GIVEN REQUEST 1: In the listing, rewrite the lines from the line with "table-row[interactable]: 无是 (900, 283, 990, 307)" to the line with "partition-block[interactable]: I:... 29...", replacing "erase-icon" with "broom-icon" and keeping everything else the same. Return only those lines.

SELECTED TEXT:
Shanghai Bike Show 2026 Day 4

Alright, this one is the one not to miss. I found tons of super interesting, but also some of the stupidest cycling tech out there. It includes products from brands like Colnago, QuickPro, Up-Vine, and many more.

Please watch, like, subscribe, and eventually consider donating. The entire trip is not sponsored by anyone, but will cost me over $5000. You can use the Revolut or Wise links to send donations. Each dollar helps. 


China Keeps on Giving! | SHANGHAI BIKE SHOW 2026: Day 4

Watch my coverage of the Shanghai Bike Show 2026, Day 4

SEKA: Aerobottles Still Pending, Cairo TT Taking Shape

SEKA had their gravel bike on display, and for anyone following this brand since Eurobike last year, the aerobottles are still not finalised. The team wants to make a few more adjustments before they consider them ready. The blue paint on the gravel bike is genuinely impressive in person and worth seeing if you get the chance.

The more notable product at the SEKA booth was the Cairo TT. The designer explained the geometry thinking behind it: the goal was a high stack without a tall head tube. That gap between the top of the head tube and the handlebar position is intentional, and it leads directly to one of the Cairo’s more unusual features: golf ball-style dimples on the down tube. The reasoning is that as air travels around the front wheel and hits the down tube, the dimples help manage that airflow rather than letting it create drag. The same dimple texture appears on the seat post. The frame also uses the wind-eye cutout structure that appears on SEKA’s Spear model, keeping the design language consistent across the range.

EXCERPTED RECORDS:
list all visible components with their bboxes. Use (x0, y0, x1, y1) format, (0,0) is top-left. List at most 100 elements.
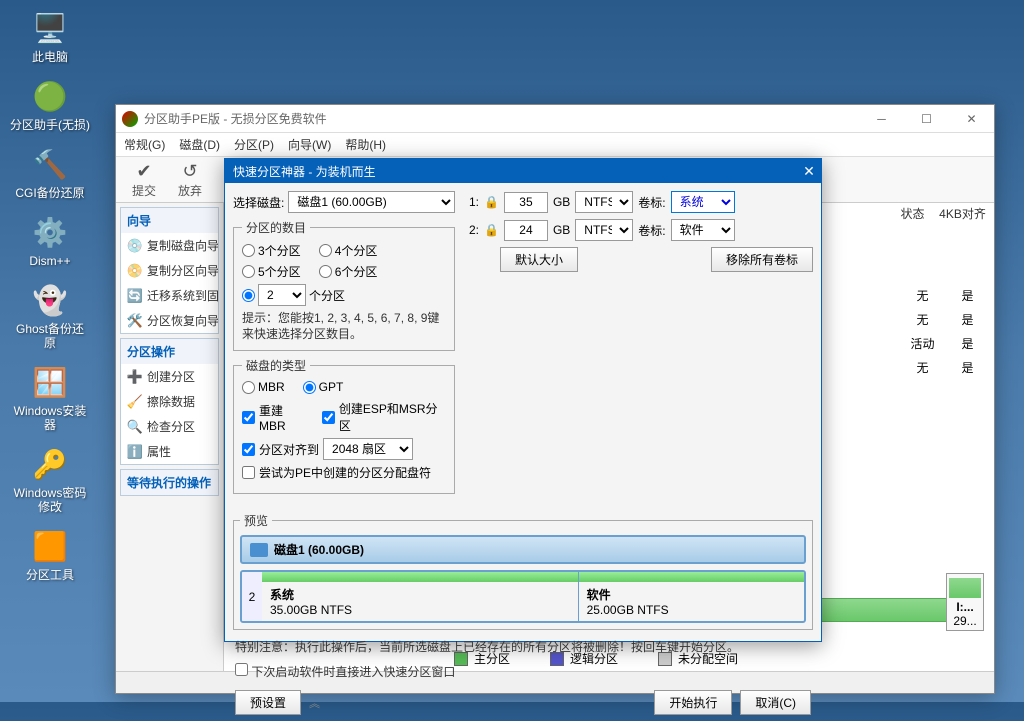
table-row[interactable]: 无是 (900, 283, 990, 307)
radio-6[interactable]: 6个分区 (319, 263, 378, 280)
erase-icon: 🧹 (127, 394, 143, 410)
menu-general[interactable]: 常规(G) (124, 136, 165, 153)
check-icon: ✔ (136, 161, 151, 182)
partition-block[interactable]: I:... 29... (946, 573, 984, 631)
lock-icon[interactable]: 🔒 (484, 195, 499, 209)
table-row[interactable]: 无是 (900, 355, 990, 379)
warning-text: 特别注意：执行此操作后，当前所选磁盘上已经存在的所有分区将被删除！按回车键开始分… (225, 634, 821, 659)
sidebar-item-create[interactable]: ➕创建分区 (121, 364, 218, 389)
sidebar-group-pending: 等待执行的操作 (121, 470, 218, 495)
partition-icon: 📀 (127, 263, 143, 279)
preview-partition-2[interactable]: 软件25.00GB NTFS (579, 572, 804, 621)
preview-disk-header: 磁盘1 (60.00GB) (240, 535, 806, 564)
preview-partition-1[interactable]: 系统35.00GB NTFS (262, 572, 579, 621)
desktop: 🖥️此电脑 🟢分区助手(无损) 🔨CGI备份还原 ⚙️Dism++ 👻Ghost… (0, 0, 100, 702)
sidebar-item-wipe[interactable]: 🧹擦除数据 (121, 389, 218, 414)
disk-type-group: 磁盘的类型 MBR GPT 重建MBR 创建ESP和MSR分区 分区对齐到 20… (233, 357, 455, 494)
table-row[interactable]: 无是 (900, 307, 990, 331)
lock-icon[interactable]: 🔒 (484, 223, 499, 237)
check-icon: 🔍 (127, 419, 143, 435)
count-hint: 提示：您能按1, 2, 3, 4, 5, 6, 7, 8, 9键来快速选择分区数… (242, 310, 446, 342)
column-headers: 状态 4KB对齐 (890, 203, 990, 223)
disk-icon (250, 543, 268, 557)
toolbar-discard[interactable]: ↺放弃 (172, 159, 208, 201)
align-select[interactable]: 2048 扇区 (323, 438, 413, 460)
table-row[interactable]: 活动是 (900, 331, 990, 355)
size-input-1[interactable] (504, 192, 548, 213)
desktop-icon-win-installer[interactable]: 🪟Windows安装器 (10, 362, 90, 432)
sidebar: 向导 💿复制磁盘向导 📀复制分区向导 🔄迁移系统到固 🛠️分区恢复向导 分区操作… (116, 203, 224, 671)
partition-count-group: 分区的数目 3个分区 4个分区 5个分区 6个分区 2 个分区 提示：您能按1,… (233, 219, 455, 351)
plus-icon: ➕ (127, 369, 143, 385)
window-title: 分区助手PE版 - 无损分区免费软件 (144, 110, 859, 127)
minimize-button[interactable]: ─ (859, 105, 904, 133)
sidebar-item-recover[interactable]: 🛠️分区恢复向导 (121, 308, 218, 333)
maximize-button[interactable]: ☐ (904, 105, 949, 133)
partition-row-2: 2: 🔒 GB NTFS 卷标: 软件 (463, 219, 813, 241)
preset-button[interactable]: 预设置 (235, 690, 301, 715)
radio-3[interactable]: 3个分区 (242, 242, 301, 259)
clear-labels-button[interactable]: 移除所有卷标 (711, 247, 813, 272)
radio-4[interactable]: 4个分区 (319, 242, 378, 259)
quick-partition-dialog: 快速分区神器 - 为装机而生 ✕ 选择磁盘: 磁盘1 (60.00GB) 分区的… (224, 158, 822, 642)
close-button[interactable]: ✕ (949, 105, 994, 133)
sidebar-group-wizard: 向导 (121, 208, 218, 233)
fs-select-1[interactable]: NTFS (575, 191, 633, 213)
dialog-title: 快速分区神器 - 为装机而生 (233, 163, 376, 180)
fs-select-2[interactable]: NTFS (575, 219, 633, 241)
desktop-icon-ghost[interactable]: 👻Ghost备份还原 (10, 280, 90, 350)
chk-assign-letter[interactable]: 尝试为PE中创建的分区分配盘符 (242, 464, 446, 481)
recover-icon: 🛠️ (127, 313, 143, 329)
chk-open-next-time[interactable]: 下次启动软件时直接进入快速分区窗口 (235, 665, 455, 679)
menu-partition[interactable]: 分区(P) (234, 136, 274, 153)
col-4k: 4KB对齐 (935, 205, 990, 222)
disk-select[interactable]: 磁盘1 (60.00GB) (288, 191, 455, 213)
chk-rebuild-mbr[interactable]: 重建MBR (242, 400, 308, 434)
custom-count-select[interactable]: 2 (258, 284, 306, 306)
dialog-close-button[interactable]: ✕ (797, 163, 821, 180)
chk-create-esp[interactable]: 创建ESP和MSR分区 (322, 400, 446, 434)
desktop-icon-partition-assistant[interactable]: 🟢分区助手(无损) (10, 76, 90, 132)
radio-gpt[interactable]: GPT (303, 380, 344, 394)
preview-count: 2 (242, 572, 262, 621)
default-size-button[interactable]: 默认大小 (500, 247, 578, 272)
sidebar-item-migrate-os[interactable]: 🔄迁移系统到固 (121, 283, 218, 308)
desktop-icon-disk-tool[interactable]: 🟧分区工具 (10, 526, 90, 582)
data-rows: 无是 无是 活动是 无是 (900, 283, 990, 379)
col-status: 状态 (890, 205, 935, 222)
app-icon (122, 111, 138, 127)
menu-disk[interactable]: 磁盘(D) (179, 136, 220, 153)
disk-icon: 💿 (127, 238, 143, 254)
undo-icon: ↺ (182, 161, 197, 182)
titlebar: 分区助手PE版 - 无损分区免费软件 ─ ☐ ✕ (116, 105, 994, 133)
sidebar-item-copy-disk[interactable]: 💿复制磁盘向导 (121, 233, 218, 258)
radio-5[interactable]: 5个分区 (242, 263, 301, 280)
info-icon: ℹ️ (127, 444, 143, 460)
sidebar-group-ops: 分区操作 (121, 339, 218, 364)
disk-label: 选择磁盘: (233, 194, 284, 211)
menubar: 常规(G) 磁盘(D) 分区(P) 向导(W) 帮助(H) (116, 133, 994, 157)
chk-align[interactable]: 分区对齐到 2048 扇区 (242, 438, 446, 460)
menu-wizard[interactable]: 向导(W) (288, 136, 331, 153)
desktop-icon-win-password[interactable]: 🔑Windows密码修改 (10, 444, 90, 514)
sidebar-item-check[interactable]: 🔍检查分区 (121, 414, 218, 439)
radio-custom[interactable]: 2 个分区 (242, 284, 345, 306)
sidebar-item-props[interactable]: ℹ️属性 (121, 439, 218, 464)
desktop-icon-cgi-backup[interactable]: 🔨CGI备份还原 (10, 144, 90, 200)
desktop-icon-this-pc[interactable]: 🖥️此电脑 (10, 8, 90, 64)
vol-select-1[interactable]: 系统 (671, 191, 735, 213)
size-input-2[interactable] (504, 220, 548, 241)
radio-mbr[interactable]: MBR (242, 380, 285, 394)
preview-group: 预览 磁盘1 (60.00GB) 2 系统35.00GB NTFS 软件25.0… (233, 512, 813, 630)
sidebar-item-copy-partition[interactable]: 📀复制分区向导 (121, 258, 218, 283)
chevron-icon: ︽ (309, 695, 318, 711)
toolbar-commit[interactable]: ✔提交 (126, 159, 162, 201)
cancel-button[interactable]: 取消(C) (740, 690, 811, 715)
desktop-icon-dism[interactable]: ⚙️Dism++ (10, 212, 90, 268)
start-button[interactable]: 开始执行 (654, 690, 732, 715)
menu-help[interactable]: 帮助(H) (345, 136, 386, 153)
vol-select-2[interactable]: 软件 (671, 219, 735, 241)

GIVEN REQUEST 2: Retype the Shanghai Bike Show text from "China Keeps on" to "get the chance." character for character.

TASK ANSWER 1:
table-row[interactable]: 无是 (900, 283, 990, 307)
radio-6[interactable]: 6个分区 (319, 263, 378, 280)
broom-icon: 🧹 (127, 394, 143, 410)
menu-general[interactable]: 常规(G) (124, 136, 165, 153)
check-icon: ✔ (136, 161, 151, 182)
partition-block[interactable]: I:... 29... (946, 573, 984, 631)

TASK ANSWER 2:
China Keeps on Giving! | SHANGHAI BIKE SHOW 2026: Day 4

Watch my coverage of the Shanghai Bike Show 2026, Day 4

SEKA: Aerobottles Still Pending, Cairo TT Taking Shape

SEKA had their gravel bike on display, and for anyone following this brand since Eurobike last year, the aerobottles are still not finalised. The team wants to make a few more adjustments before they consider them ready. The blue paint on the gravel bike is genuinely impressive in person and worth seeing if you get the chance.